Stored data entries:
↓↓↓
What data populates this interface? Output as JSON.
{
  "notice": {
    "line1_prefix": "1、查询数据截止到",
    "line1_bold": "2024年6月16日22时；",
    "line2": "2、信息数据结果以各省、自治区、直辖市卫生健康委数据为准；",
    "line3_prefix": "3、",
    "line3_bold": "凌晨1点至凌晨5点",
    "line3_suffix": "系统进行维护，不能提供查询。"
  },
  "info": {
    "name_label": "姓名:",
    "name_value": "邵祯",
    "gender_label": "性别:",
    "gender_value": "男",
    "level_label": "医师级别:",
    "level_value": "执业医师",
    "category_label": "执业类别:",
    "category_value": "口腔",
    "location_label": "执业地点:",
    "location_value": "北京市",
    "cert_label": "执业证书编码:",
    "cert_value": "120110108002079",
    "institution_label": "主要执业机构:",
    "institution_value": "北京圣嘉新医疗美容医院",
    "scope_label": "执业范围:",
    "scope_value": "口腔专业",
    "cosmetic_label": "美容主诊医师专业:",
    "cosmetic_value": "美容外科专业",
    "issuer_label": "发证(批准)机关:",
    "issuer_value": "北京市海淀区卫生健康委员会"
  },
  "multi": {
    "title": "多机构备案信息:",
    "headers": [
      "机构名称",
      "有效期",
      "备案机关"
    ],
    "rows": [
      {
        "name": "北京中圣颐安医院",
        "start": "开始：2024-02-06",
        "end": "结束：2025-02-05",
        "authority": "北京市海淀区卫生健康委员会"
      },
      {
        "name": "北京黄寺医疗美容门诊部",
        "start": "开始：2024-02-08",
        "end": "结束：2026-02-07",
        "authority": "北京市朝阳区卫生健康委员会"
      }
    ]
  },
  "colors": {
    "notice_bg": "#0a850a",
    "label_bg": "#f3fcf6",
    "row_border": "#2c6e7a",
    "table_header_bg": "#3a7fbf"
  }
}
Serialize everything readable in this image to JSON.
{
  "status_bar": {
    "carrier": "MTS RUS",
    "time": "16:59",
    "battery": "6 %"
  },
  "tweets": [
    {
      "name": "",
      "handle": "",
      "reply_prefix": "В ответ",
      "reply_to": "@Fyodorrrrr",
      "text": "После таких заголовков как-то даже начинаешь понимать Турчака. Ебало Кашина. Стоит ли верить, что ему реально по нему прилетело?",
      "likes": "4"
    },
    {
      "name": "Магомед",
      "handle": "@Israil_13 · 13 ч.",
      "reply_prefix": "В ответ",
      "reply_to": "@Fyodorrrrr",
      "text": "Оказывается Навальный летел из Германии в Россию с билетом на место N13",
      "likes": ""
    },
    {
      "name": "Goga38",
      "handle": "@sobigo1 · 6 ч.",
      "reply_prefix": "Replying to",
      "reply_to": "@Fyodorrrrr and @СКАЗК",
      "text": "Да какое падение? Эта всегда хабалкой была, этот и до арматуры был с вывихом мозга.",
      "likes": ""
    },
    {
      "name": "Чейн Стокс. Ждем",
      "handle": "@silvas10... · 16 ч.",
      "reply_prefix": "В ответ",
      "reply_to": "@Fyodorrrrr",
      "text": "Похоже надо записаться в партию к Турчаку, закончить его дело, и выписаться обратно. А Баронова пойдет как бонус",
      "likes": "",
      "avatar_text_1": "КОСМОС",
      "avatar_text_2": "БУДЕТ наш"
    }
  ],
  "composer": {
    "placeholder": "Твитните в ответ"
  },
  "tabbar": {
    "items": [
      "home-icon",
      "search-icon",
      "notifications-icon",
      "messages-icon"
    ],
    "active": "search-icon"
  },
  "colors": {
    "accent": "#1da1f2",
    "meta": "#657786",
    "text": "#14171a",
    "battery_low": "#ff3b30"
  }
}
↑↑↑
● Exercise brief: From the listing above, copy every line that includes the word "icon".

● Solution to this exercise:
      "home-icon",
      "search-icon",
      "notifications-icon",
      "messages-icon"
    "active": "search-icon"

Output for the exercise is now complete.